▶ _WRITTEN PROBLEM_
Please transcribe each of the items below, keeping every line identical to the original.

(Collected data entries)
◇ ◇ ◇ ◇

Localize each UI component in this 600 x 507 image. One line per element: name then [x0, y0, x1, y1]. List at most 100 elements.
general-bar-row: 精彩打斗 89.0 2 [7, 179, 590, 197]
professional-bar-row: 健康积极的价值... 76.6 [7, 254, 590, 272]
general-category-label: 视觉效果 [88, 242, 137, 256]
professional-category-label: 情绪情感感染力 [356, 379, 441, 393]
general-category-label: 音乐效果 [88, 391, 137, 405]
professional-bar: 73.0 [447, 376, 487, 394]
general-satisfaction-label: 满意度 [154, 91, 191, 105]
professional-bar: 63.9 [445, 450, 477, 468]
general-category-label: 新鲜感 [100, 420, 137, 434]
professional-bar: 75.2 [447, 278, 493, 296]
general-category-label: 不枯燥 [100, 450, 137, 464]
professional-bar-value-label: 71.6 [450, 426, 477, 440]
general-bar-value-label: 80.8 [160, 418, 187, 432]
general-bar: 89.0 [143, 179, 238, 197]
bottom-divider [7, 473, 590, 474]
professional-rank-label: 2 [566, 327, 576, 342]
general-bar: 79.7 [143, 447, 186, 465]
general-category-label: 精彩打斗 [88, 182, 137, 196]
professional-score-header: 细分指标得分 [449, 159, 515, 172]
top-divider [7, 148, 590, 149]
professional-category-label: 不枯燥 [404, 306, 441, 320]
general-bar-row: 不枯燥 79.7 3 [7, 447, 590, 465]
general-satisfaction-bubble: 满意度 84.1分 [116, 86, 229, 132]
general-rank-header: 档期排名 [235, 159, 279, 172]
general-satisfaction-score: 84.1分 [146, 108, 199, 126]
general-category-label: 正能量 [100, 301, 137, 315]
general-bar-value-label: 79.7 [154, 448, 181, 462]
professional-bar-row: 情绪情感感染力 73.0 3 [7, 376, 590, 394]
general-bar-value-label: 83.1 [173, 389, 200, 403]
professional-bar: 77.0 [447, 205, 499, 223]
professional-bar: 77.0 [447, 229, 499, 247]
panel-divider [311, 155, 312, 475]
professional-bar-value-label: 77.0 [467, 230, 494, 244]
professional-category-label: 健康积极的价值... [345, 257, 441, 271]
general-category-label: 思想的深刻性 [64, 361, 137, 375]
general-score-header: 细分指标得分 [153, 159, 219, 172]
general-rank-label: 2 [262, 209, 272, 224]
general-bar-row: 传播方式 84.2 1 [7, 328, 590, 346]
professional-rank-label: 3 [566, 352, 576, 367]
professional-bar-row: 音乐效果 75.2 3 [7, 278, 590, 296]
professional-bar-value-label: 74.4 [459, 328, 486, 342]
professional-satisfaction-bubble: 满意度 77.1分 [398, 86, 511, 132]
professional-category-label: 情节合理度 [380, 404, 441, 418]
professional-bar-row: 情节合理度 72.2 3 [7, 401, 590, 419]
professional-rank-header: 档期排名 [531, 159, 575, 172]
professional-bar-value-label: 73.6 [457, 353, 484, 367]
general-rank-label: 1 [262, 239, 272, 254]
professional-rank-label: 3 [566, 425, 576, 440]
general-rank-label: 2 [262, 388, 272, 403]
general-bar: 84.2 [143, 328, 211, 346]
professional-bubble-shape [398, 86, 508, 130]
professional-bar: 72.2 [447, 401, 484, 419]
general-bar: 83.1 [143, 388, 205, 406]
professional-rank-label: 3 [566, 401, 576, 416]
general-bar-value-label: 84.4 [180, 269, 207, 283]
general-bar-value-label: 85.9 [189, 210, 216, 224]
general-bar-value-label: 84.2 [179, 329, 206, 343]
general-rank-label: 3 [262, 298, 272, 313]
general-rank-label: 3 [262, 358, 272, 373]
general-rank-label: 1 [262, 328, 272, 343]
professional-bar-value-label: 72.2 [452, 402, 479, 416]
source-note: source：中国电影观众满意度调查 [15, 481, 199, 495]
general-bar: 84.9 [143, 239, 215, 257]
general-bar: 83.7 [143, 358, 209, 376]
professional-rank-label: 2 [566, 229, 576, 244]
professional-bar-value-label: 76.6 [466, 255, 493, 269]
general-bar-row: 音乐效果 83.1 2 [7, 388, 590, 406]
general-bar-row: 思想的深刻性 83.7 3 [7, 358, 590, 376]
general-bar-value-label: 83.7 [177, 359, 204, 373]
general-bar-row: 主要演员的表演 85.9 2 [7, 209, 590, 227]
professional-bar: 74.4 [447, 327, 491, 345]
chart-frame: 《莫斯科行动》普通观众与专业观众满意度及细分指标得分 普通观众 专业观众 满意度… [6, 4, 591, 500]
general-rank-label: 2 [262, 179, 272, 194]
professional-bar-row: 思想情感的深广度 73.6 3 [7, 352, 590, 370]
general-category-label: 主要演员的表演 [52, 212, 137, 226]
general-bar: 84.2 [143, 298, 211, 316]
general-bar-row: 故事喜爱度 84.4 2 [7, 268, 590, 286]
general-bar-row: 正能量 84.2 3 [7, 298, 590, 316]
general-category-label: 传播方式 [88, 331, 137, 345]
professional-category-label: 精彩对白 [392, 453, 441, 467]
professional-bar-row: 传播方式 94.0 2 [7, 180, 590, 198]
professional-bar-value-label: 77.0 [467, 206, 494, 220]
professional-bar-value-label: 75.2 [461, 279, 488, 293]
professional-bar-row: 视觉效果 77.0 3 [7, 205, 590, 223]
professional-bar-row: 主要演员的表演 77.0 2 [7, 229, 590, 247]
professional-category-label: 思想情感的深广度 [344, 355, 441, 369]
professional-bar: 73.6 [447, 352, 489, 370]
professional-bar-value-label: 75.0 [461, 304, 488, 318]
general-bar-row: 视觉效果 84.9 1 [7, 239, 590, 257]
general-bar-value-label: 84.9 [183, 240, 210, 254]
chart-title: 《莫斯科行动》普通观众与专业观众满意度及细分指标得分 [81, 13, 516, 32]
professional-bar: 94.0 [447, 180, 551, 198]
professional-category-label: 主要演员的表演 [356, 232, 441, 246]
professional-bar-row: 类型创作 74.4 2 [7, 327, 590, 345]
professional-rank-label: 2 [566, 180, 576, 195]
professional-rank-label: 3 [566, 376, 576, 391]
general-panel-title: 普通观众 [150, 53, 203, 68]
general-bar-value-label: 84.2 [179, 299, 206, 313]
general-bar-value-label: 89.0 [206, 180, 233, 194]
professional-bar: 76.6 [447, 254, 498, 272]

◇ ◇ ◇ ◇

▶ _FINAL RESULT_
Localize each UI component in this 600 x 507 image. One line per element: name then [x0, y0, x1, y1]. List at most 100 elements.
general-bar-row: 精彩打斗 89.0 2 [7, 179, 590, 197]
professional-bar-row: 健康积极的价值... 76.6 [7, 254, 590, 272]
general-category-label: 视觉效果 [88, 242, 137, 256]
professional-category-label: 情绪情感感染力 [356, 379, 441, 393]
general-category-label: 音乐效果 [88, 391, 137, 405]
professional-bar: 73.0 [447, 376, 487, 394]
general-satisfaction-label: 满意度 [154, 91, 191, 105]
professional-bar: 63.9 [445, 450, 477, 468]
general-category-label: 新鲜感 [100, 420, 137, 434]
professional-bar: 75.2 [447, 278, 493, 296]
general-category-label: 不枯燥 [100, 450, 137, 464]
professional-bar-value-label: 71.6 [450, 426, 477, 440]
general-bar-value-label: 80.8 [160, 418, 187, 432]
general-bar: 89.0 [143, 179, 238, 197]
bottom-divider [7, 473, 590, 474]
professional-rank-label: 2 [566, 327, 576, 342]
general-bar: 79.7 [143, 447, 186, 465]
general-category-label: 精彩打斗 [88, 182, 137, 196]
professional-score-header: 细分指标得分 [449, 159, 515, 172]
top-divider [7, 148, 590, 149]
professional-category-label: 不枯燥 [404, 306, 441, 320]
general-bar-row: 不枯燥 79.7 3 [7, 447, 590, 465]
general-satisfaction-bubble: 满意度 84.1分 [116, 86, 229, 132]
general-rank-header: 档期排名 [235, 159, 279, 172]
general-satisfaction-score: 84.1分 [146, 108, 199, 126]
general-category-label: 正能量 [100, 301, 137, 315]
general-bar-value-label: 79.7 [154, 448, 181, 462]
professional-bar-row: 情绪情感感染力 73.0 3 [7, 376, 590, 394]
general-bar-value-label: 83.1 [173, 389, 200, 403]
professional-bar: 77.0 [447, 205, 499, 223]
professional-bar: 77.0 [447, 229, 499, 247]
panel-divider [311, 155, 312, 475]
professional-bar-value-label: 77.0 [467, 230, 494, 244]
professional-category-label: 健康积极的价值... [345, 257, 441, 271]
general-category-label: 思想的深刻性 [64, 361, 137, 375]
general-score-header: 细分指标得分 [153, 159, 219, 172]
general-rank-label: 2 [262, 209, 272, 224]
general-bar-row: 传播方式 84.2 1 [7, 328, 590, 346]
professional-rank-label: 3 [566, 352, 576, 367]
professional-bar-row: 音乐效果 75.2 3 [7, 278, 590, 296]
professional-bar-value-label: 74.4 [459, 328, 486, 342]
professional-satisfaction-bubble: 满意度 77.1分 [398, 86, 511, 132]
professional-category-label: 情节合理度 [380, 404, 441, 418]
professional-bar-row: 情节合理度 72.2 3 [7, 401, 590, 419]
professional-rank-header: 档期排名 [531, 159, 575, 172]
professional-bar-value-label: 73.6 [457, 353, 484, 367]
general-rank-label: 1 [262, 239, 272, 254]
professional-rank-label: 3 [566, 425, 576, 440]
general-rank-label: 2 [262, 388, 272, 403]
general-bar: 84.2 [143, 328, 211, 346]
professional-bubble-shape [398, 86, 508, 130]
professional-bar: 72.2 [447, 401, 484, 419]
general-bar: 83.1 [143, 388, 205, 406]
professional-rank-label: 3 [566, 401, 576, 416]
general-bar-value-label: 84.4 [180, 269, 207, 283]
general-bar-value-label: 85.9 [189, 210, 216, 224]
general-bar-value-label: 84.2 [179, 329, 206, 343]
general-rank-label: 3 [262, 298, 272, 313]
general-rank-label: 3 [262, 358, 272, 373]
general-rank-label: 1 [262, 328, 272, 343]
professional-bar-value-label: 72.2 [452, 402, 479, 416]
source-note: source：中国电影观众满意度调查 [15, 481, 199, 495]
general-bar: 84.9 [143, 239, 215, 257]
general-bar: 83.7 [143, 358, 209, 376]
professional-rank-label: 2 [566, 229, 576, 244]
professional-bar-value-label: 76.6 [466, 255, 493, 269]
general-bar-row: 音乐效果 83.1 2 [7, 388, 590, 406]
general-bar-row: 思想的深刻性 83.7 3 [7, 358, 590, 376]
general-bar-value-label: 83.7 [177, 359, 204, 373]
general-bar-row: 主要演员的表演 85.9 2 [7, 209, 590, 227]
professional-bar: 74.4 [447, 327, 491, 345]
chart-frame: 《莫斯科行动》普通观众与专业观众满意度及细分指标得分 普通观众 专业观众 满意度… [6, 4, 591, 500]
general-rank-label: 2 [262, 179, 272, 194]
professional-bar-row: 思想情感的深广度 73.6 3 [7, 352, 590, 370]
general-category-label: 主要演员的表演 [52, 212, 137, 226]
general-bar: 84.2 [143, 298, 211, 316]
general-bar-row: 故事喜爱度 84.4 2 [7, 268, 590, 286]
general-bar-row: 正能量 84.2 3 [7, 298, 590, 316]
general-category-label: 传播方式 [88, 331, 137, 345]
professional-category-label: 精彩对白 [392, 453, 441, 467]
professional-bar-row: 传播方式 94.0 2 [7, 180, 590, 198]
professional-bar-value-label: 77.0 [467, 206, 494, 220]
professional-bar-value-label: 75.2 [461, 279, 488, 293]
professional-bar-row: 视觉效果 77.0 3 [7, 205, 590, 223]
professional-bar-row: 主要演员的表演 77.0 2 [7, 229, 590, 247]
professional-category-label: 思想情感的深广度 [344, 355, 441, 369]
professional-bar: 73.6 [447, 352, 489, 370]
professional-bar-value-label: 75.0 [461, 304, 488, 318]
general-bar-row: 视觉效果 84.9 1 [7, 239, 590, 257]
general-bar-value-label: 84.9 [183, 240, 210, 254]
chart-title: 《莫斯科行动》普通观众与专业观众满意度及细分指标得分 [81, 13, 516, 32]
professional-bar: 94.0 [447, 180, 551, 198]
professional-category-label: 主要演员的表演 [356, 232, 441, 246]
professional-bar-row: 类型创作 74.4 2 [7, 327, 590, 345]
professional-rank-label: 2 [566, 180, 576, 195]
professional-rank-label: 3 [566, 376, 576, 391]
general-panel-title: 普通观众 [150, 53, 203, 68]
general-bar-value-label: 84.2 [179, 299, 206, 313]
general-bar-value-label: 89.0 [206, 180, 233, 194]
professional-bar: 76.6 [447, 254, 498, 272]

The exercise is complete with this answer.